(Entries taken from a collection)
** start **

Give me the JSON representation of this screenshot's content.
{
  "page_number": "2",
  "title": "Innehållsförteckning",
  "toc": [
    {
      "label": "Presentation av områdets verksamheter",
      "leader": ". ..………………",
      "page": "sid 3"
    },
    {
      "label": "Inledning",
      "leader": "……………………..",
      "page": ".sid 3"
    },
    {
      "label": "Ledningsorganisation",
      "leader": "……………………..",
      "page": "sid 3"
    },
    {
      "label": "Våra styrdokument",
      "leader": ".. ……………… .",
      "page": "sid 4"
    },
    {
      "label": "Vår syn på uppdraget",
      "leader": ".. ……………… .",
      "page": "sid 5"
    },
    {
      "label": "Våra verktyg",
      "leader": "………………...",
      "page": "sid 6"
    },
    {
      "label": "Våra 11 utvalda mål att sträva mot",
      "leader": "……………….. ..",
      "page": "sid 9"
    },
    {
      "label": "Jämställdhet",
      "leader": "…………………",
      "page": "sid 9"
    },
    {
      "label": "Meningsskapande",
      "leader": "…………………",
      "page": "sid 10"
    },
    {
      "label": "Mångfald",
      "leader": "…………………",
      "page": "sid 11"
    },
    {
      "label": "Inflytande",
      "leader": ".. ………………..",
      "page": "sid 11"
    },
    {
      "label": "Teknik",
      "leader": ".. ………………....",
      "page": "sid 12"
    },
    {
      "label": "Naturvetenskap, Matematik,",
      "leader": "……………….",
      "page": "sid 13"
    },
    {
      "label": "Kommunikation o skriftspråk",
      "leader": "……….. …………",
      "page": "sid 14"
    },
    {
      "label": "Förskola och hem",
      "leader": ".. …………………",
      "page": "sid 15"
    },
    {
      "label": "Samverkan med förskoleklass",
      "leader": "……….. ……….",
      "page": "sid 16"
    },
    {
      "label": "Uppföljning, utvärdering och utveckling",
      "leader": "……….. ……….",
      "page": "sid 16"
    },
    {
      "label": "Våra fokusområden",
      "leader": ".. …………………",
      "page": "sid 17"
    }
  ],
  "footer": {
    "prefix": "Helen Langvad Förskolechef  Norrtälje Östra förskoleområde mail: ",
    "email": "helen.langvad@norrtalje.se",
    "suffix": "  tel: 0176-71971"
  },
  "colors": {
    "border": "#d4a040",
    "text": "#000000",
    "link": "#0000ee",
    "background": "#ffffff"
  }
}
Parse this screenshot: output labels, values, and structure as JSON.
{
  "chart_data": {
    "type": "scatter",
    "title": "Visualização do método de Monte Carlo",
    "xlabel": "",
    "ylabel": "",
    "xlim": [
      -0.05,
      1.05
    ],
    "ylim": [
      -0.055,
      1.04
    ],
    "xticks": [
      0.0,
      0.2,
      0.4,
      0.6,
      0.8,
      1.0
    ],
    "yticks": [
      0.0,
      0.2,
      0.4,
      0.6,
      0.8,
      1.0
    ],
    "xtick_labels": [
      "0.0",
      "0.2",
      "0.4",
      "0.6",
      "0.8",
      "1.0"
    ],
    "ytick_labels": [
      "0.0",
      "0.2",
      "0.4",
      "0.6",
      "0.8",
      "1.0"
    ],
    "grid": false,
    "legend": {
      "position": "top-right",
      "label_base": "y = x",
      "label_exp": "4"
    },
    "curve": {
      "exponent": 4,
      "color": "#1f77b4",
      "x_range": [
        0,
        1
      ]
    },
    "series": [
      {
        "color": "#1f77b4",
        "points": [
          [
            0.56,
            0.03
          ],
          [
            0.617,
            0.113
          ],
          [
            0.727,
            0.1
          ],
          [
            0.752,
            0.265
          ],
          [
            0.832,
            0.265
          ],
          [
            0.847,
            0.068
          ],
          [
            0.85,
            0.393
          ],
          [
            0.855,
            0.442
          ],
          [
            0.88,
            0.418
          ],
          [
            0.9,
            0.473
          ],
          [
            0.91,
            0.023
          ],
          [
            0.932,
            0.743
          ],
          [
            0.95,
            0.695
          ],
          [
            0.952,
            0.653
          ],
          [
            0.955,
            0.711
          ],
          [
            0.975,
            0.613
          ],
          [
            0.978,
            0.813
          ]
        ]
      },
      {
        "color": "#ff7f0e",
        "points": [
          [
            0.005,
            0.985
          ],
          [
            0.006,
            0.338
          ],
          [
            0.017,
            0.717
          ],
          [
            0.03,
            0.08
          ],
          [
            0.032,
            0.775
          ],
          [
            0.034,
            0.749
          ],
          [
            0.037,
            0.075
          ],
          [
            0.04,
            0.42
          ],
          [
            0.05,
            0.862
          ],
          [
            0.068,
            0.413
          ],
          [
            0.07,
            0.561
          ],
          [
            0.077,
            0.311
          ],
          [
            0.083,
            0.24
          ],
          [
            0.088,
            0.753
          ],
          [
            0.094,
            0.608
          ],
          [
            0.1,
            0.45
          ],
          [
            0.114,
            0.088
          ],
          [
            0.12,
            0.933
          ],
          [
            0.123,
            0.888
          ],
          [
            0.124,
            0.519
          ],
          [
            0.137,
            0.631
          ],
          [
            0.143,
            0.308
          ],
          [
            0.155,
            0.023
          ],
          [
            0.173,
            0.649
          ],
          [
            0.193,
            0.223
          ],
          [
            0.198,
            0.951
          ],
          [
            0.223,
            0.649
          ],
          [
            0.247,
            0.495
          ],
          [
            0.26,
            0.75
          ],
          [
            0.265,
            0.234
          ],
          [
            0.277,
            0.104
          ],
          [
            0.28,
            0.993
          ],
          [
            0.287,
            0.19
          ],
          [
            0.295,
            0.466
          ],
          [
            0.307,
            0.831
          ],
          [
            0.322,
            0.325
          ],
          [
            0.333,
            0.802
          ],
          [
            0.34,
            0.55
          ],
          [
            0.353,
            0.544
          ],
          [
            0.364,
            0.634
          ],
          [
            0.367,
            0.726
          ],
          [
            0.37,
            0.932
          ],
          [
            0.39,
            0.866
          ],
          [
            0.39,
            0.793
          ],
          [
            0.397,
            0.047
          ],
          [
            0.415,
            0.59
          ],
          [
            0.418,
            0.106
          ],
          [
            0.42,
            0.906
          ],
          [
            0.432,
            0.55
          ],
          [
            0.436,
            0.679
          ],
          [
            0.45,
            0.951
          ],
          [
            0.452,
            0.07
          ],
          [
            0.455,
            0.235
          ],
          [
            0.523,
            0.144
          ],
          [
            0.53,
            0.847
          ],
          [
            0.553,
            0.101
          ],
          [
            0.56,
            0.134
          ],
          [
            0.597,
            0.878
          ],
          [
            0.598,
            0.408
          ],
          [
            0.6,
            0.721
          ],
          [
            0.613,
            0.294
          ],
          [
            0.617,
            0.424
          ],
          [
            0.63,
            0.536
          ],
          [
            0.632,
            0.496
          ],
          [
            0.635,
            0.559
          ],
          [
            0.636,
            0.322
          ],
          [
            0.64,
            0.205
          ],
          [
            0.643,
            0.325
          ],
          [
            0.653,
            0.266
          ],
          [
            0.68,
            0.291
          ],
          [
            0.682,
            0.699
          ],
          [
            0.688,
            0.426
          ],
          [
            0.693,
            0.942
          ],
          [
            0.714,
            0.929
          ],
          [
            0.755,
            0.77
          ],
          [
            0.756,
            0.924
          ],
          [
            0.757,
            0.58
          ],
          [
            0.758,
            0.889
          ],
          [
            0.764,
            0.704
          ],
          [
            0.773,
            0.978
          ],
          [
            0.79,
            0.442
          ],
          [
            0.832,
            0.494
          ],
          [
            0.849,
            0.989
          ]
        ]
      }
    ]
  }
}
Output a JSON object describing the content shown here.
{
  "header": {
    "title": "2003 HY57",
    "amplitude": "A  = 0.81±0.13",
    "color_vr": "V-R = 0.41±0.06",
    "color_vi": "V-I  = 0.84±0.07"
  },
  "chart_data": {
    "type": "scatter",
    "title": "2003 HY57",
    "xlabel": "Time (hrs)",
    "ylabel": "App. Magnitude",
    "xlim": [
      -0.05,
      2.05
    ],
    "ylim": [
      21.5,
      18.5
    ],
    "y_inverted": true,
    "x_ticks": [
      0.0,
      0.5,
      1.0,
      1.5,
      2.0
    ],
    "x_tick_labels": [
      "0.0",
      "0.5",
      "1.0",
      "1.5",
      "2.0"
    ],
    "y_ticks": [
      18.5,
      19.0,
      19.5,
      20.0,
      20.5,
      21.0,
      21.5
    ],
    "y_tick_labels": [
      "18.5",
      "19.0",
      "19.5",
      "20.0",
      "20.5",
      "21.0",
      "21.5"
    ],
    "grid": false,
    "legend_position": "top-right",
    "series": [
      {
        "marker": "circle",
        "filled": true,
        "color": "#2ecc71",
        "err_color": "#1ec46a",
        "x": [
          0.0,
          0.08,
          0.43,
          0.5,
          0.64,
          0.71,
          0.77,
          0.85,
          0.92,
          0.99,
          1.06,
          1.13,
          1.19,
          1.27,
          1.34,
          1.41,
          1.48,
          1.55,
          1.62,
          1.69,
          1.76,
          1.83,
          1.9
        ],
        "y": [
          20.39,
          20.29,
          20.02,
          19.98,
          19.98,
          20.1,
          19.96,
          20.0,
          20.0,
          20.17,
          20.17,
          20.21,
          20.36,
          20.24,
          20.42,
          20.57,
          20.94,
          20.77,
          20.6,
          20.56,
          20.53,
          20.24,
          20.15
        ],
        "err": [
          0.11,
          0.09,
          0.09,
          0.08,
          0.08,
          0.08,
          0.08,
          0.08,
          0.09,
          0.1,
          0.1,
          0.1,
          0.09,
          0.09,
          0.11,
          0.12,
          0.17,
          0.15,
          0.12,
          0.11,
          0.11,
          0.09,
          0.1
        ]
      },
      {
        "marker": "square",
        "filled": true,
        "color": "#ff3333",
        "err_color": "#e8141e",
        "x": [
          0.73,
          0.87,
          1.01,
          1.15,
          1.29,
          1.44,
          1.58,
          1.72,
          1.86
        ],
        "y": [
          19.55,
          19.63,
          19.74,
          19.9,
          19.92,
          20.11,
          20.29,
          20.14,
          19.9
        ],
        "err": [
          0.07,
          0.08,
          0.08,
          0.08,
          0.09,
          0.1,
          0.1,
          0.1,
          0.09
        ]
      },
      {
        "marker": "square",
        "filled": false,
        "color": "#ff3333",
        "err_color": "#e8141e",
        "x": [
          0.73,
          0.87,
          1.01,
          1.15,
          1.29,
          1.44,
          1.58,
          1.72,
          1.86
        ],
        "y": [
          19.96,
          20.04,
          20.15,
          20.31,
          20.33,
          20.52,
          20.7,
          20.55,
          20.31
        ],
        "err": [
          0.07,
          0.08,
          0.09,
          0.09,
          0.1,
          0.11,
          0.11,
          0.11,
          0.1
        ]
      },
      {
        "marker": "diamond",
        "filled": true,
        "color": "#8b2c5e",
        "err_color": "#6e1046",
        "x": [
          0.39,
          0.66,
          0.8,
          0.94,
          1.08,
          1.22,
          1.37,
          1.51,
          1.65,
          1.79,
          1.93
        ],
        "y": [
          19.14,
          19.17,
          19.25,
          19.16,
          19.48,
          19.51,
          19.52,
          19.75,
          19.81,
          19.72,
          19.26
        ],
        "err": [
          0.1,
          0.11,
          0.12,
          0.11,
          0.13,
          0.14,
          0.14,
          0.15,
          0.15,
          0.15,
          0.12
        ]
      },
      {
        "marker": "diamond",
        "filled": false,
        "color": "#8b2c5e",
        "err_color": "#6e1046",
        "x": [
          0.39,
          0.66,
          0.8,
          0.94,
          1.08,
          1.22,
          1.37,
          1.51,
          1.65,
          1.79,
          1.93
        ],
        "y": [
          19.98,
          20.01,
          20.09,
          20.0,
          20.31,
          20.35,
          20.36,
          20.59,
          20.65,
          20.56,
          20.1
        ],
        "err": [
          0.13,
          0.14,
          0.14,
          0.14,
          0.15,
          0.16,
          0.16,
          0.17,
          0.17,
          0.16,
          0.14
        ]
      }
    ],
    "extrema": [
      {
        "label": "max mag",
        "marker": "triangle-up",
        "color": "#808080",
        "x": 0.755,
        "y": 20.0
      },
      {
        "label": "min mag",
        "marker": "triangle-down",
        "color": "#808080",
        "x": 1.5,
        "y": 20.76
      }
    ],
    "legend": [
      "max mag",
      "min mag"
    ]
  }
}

** end **

Check every line for "JSON" and show the ones that have it.

Give me the JSON representation of this screenshot's content.
Parse this screenshot: output labels, values, and structure as JSON.
Output a JSON object describing the content shown here.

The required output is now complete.